Given request
In full and without alteration, repeat the material.

____________________

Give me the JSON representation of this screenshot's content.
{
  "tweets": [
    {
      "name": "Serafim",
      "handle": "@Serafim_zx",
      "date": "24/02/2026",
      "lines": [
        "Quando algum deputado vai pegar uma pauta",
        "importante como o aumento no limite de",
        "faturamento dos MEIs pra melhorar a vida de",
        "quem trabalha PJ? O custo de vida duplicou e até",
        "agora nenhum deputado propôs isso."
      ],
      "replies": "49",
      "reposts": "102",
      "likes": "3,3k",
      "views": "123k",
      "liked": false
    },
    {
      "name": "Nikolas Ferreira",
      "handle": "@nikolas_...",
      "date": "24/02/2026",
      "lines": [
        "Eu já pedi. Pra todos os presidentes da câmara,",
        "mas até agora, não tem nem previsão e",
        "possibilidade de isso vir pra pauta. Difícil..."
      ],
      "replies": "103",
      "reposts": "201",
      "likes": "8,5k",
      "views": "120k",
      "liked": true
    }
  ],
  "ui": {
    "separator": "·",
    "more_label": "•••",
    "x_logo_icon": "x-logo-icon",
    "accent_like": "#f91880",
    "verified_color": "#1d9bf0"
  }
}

____________________

Task output
Give me the JSON representation of this screenshot's content.
{
  "tweets": [
    {
      "name": "Serafim",
      "handle": "@Serafim_zx",
      "date": "24/02/2026",
      "lines": [
        "Quando algum deputado vai pegar uma pauta",
        "importante como o aumento no limite de",
        "faturamento dos MEIs pra melhorar a vida de",
        "quem trabalha PJ? O custo de vida duplicou e até",
        "agora nenhum deputado propôs isso."
      ],
      "replies": "49",
      "reposts": "102",
      "likes": "3,3k",
      "views": "123k",
      "liked": false
    },
    {
      "name": "Nikolas Ferreira",
      "handle": "@nikolas_...",
      "date": "24/02/2026",
      "lines": [
        "Eu já pedi. Pra todos os presidentes da câmara,",
        "mas até agora, não tem nem previsão e",
        "possibilidade de isso vir pra pauta. Difícil..."
      ],
      "replies": "103",
      "reposts": "201",
      "likes": "8,5k",
      "views": "120k",
      "liked": true
    }
  ],
  "ui": {
    "separator": "·",
    "more_label": "•••",
    "x_logo_icon": "x-logo-icon",
    "accent_like": "#f91880",
    "verified_color": "#1d9bf0"
  }
}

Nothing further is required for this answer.